### DATA SUPPLIED ###

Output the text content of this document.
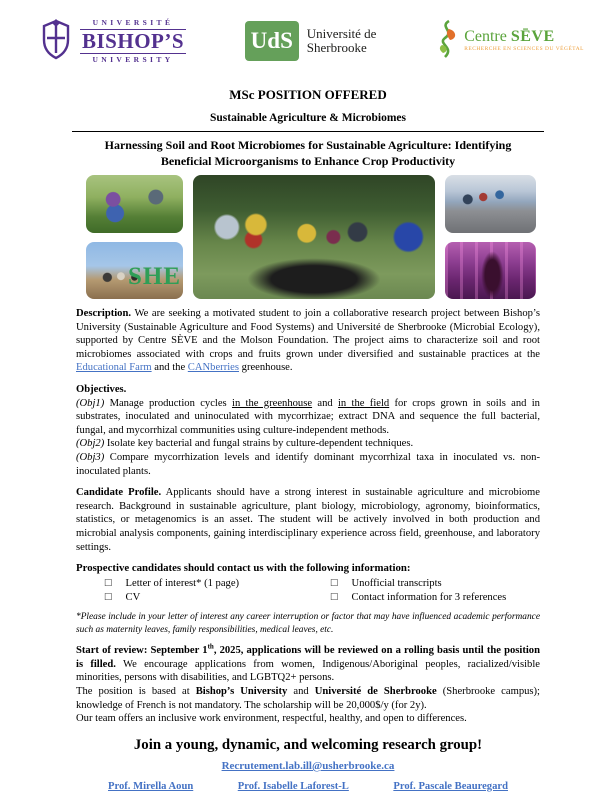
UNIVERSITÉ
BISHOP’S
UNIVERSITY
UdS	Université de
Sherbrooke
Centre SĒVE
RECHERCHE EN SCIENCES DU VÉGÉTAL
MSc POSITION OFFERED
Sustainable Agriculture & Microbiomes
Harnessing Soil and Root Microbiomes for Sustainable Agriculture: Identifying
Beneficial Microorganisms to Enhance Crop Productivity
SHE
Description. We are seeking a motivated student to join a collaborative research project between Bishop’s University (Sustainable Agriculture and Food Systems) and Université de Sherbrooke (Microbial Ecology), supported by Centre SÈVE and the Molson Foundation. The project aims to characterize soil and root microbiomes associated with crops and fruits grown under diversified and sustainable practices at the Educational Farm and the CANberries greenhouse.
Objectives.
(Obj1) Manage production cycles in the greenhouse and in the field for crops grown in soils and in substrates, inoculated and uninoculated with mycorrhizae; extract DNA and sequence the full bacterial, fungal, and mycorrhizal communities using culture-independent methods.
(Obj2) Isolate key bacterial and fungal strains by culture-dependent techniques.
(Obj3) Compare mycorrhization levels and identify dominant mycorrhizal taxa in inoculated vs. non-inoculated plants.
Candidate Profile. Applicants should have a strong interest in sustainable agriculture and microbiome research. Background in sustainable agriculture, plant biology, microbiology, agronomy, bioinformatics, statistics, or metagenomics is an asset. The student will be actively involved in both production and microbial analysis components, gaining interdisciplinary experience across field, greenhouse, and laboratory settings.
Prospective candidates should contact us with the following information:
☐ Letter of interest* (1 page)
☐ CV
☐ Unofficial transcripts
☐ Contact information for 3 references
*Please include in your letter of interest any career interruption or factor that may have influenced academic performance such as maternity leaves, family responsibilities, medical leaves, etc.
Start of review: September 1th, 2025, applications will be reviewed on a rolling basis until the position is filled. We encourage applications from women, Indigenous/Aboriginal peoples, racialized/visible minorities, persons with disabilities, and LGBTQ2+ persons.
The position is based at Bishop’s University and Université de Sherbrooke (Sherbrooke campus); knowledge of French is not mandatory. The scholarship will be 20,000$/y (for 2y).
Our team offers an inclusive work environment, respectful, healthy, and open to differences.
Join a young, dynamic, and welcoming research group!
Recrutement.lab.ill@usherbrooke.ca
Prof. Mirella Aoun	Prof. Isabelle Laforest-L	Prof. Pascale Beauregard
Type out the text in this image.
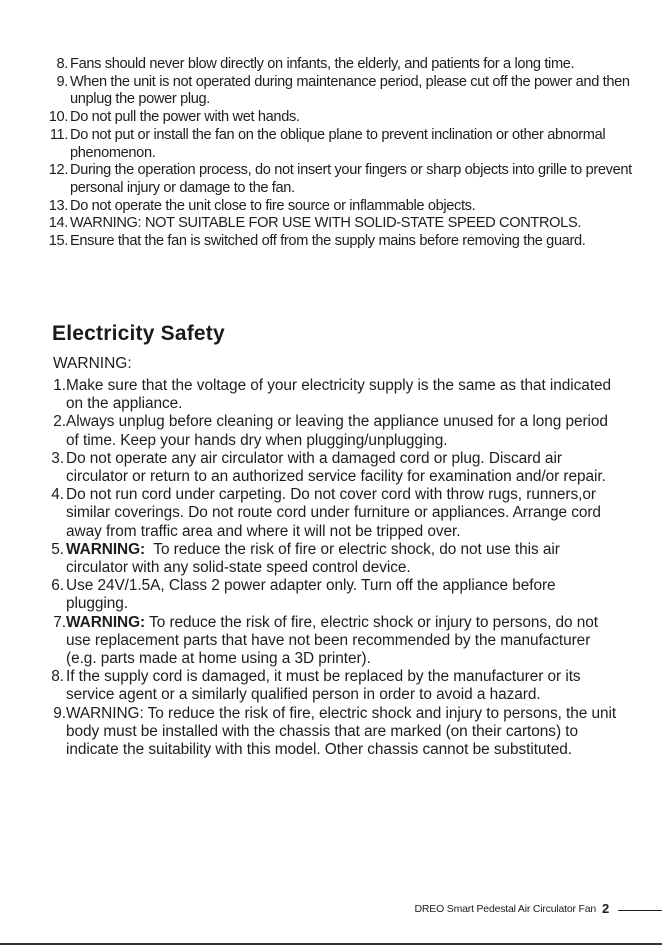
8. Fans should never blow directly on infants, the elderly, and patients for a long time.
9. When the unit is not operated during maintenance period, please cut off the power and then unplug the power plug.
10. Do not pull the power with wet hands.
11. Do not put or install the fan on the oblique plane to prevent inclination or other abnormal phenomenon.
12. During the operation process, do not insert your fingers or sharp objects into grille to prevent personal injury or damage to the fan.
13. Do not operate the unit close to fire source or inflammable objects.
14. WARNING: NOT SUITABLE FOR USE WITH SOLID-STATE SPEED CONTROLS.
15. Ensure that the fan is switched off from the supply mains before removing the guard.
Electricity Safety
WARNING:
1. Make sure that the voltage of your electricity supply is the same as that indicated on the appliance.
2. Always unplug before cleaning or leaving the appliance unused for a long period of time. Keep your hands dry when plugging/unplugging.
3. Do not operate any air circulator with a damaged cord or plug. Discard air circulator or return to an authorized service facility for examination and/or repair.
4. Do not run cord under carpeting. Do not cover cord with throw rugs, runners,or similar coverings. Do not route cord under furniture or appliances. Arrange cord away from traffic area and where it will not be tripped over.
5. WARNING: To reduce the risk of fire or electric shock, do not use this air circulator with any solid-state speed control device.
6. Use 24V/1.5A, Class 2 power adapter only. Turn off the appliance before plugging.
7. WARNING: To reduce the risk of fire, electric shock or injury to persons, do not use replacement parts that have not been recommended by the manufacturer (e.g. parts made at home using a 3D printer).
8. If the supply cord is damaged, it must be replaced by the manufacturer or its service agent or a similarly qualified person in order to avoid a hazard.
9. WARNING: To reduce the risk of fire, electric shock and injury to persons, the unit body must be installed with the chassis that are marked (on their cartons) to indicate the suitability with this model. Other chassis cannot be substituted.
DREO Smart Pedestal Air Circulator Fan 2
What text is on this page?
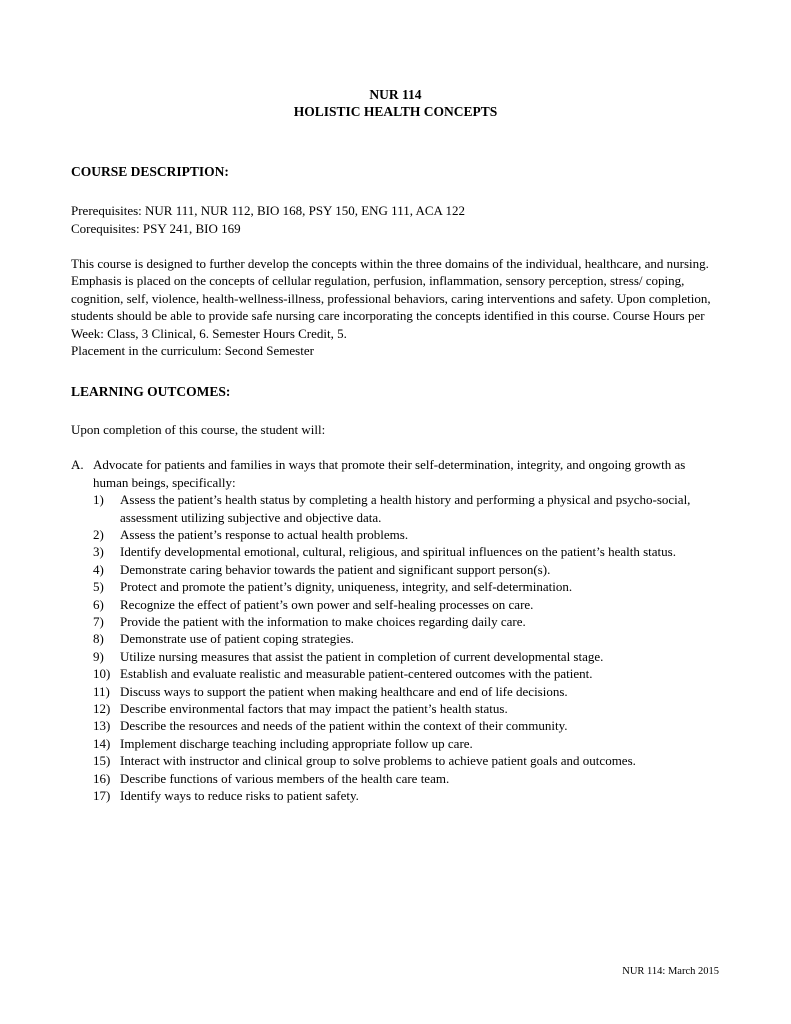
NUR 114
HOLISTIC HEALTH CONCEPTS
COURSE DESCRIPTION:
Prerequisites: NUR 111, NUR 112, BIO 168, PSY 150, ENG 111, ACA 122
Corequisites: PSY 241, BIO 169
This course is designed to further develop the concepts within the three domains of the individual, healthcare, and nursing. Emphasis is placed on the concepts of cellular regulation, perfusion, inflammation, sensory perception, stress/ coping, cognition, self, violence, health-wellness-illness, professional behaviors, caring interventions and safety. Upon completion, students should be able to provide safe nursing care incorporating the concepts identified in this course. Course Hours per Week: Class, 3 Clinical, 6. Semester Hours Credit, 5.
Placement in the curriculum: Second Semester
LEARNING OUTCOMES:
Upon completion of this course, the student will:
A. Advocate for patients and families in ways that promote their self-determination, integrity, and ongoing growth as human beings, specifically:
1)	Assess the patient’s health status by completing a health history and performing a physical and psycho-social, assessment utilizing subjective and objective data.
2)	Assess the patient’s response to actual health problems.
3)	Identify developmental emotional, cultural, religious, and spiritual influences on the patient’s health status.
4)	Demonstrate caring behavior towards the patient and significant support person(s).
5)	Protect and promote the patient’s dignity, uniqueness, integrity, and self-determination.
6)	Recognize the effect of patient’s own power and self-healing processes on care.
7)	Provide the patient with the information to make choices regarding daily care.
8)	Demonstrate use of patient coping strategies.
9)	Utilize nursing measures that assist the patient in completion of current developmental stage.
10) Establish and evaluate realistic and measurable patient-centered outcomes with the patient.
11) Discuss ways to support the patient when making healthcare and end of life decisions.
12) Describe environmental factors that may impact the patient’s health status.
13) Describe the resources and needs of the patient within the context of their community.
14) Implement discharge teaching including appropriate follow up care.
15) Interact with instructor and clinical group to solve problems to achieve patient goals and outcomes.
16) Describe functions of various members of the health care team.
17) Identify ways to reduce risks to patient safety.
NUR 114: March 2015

###

▶ [PROBLEM STATEMENT] List all lines from the entries that include the word "unplug".

▶ [SOLUTION]
9. When the unit is not operated during maintenance period, please cut off the power and then unplug the power plug.
2. Always unplug before cleaning or leaving the appliance unused for a long period of time. Keep your hands dry when plugging/unplugging.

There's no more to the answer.